**Passage to read**:

In all honesty, the signing of John Barnes is probably what springs most readily to mind for the majority of Liverpool supporters when they think of Watford, and if you’re ever feeling nostalgic (and/or drunk) and check out a few of the Barnes compilations on Youtube, you’ll quickly see that he had quite a few magic moments in yellow as well as red. His arrival at Anfield for £900,000 in the summer of 1987 was not only a catalyst for what would become (and remains) arguably the greatest Liverpool team and season that many of us have ever witnessed, it led directly to Watford’s demise – not only was his absence (along with that of Taylor, himself recently departed for Aston Villa) keenly felt at Vicarage Road that season, Barnes ended up scoring 2 of the 8 goals that Liverpool stuck past them on their way to relegation.
More recently, the nature and outcome of Liverpool’s last two visits to Vicarage Road since Watford’s return to the top flight in 2015 have differed wildly. In December of that year, five days before Christmas, stand-in ‘keeper Adam Bogdan got into the festive spirit early by gift-wrapping a goal for Nathan Ake after just 3 minutes, dropping a fairly standard corner delivery which the on-loan Chelsea defender then stabbed home as the Hungarian tried vainly to retrieve his error. 12 minutes later, Martin Škrtel’s lamentable attempts to show Odion Ighalo away from goal only succeeded in ushering the Watford striker through with everything bar an accompanying red carpet. 2-0 down after 15 of the most abject minutes we’ve seen under Klopp and defensively a rabble, Liverpool ultimately lost 3-0. After an initial bounce under the new manager that included emphatic wins at Stamford Bridge and the Etihad, the sheer amount of work ahead had become suddenly, and terrifyingly, clear.
Flash forward to 1 May 2017 and Liverpool’s next trip south. Only one member of the back-four and goalkeeper who had started the previous edition of this fixture (Nathanial Clyne) remained. Gone entirely were Bogdan, Škrtel and Mamadou Sakho, with Alberto Moreno now banished to the bench. In a game with a whole lot riding on it, or at least the sum total of the prizes left available to the club at that stage of the season (i.e. Champions League qualification), the performance and result were very different.
This time Watford, aside from injury-time and the mandatory 5 minutes of heart-in-mouth defending that seems to accompany even the most comfortable Liverpool performances, were utterly nullified. Not that this was necessarily an achievement in and of itself: Watford finished 17th, parted ways with their manager and lost their final game of the season 0-5 at home to Manchester City. They were a very different prospect last May than they were in the days when the Quique Sanchez Flores honeymoon was ongoing (that 3-0 win in December 2015 put them a point outside the Champions League places with 17 played) and the Ighalo/Troy Deeney partnership couldn’t stop scoring. And yet the performance and result that night were very much part of a wider context.
MentalityKlopp’s team showed some seriously impressive resolve last season from March onwards: 9 wins out of 14 to close the season, 30 points out of a possible 42 with only 2 defeats, a tally which would equate to 81 points when extrapolated over a full season, or the same total that Leicester City achieved in 2015/16. When the pressure came on, and it did, when key players were injured, and they were, when the offensive identity began to slowly erode in Sadio Mané’s absence and a Plan B was required, this team more or less delivered under the circumstances. The Watford game personified a newfound ability (“newfound” against bottom-half sides, at least) to win ugly and, Can’s glorious moment aside, it was quite ugly.

**Dataset excerpt**:
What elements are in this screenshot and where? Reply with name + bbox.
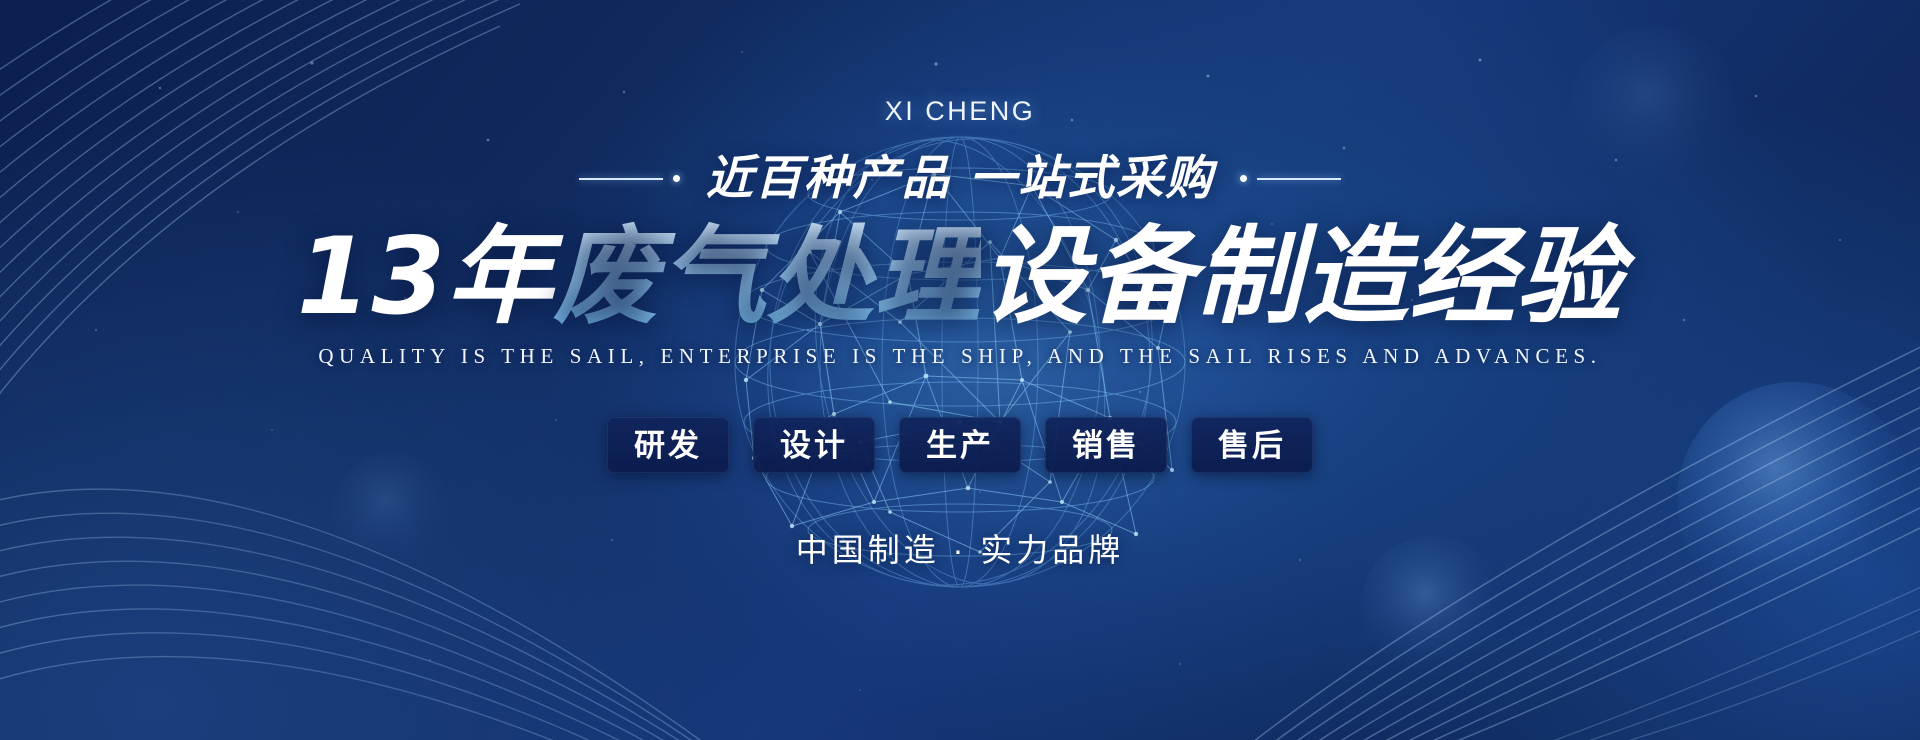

**Requirements**:
a – Name every stadium or ground mentioned in the Liverpool–Watford article.
b – Write the next part of the Liverpool–Watford article, picking up after its final sentence.

**Answers to the problems**:
a – Anfield, Vicarage Road, Stamford Bridge, the Etihad

b –
What that might mean for the season ahead is anyone’s guess, but should Liverpool remain in the hunt for the League title around February or March and the usual media suspects start yapping about their lack of experience under pressure, games like that Monday night at Vicarage Road should spring readily to mind. Liverpool were sub-par for much of that aforementioned 14-game run to end the season, certainly once Mané went down in the Merseyside derby, but found ways to win all the same. 5 clean-sheets in the last 6 games certainly helped. It speaks to a strong mentality and stubborn bloody-mindedness lurking within a squad of players more readily associated with mercurial irresistibility. These are qualities that money alone (and the appetite and aptitude to spend it, of course) can’t buy, and they have the potential to be the key ingredients in whatever Liverpool go on to achieve this season.
That mental resolve will certainly be tested over the opening couple of weeks. A pre-international break trio of League fixtures away to Watford and at home to Crystal Palace and Arsenal will, like it or not, be expected to yield maximum points for a team with serious title intentions. Sandwiched in between are the two pivotal, potentially season-defining (already) legs against Hoffenheim and the opportunity to follow through on last season’s progress by actually making it into the Champions League and completing the process of putting the club firmly back on the map for the very best and most ambitious players (who haven’t yet been signed by Barcelona or Real Madrid). These are five games that really need to be won (albeit an aggregate victory will do against Hoffenheim), so the pressure will be on right from the start and is unlikely to let up from there.
Saturday’s OpponentsAs for Watford, their key new arrival this season is manager Marco Silva, fresh from his impressive but ultimately doomed salvage attempt at Hull which included a 2-0 win over Klopp’s men at the start of February. The most obvious change we’ll see next Saturday will undoubtedly be the formation, with Silva typically preferring a 4-2-3-1 approach to the three centre-backs favoured by his predecessor, Walter Mazzarri. Whether a two-man centre-back partnership pieced together from personnel which includes Miguel Britos, Younès Kaboul, Sebastian Prödl and Adrian Mariappa will be able to hold their own against Liverpool’s forward line remains to be seen, but from what we saw of him at Hull it can be assumed that Silva’s Watford will be well-organised at the very least, with individual weaknesses disguised as much as possible.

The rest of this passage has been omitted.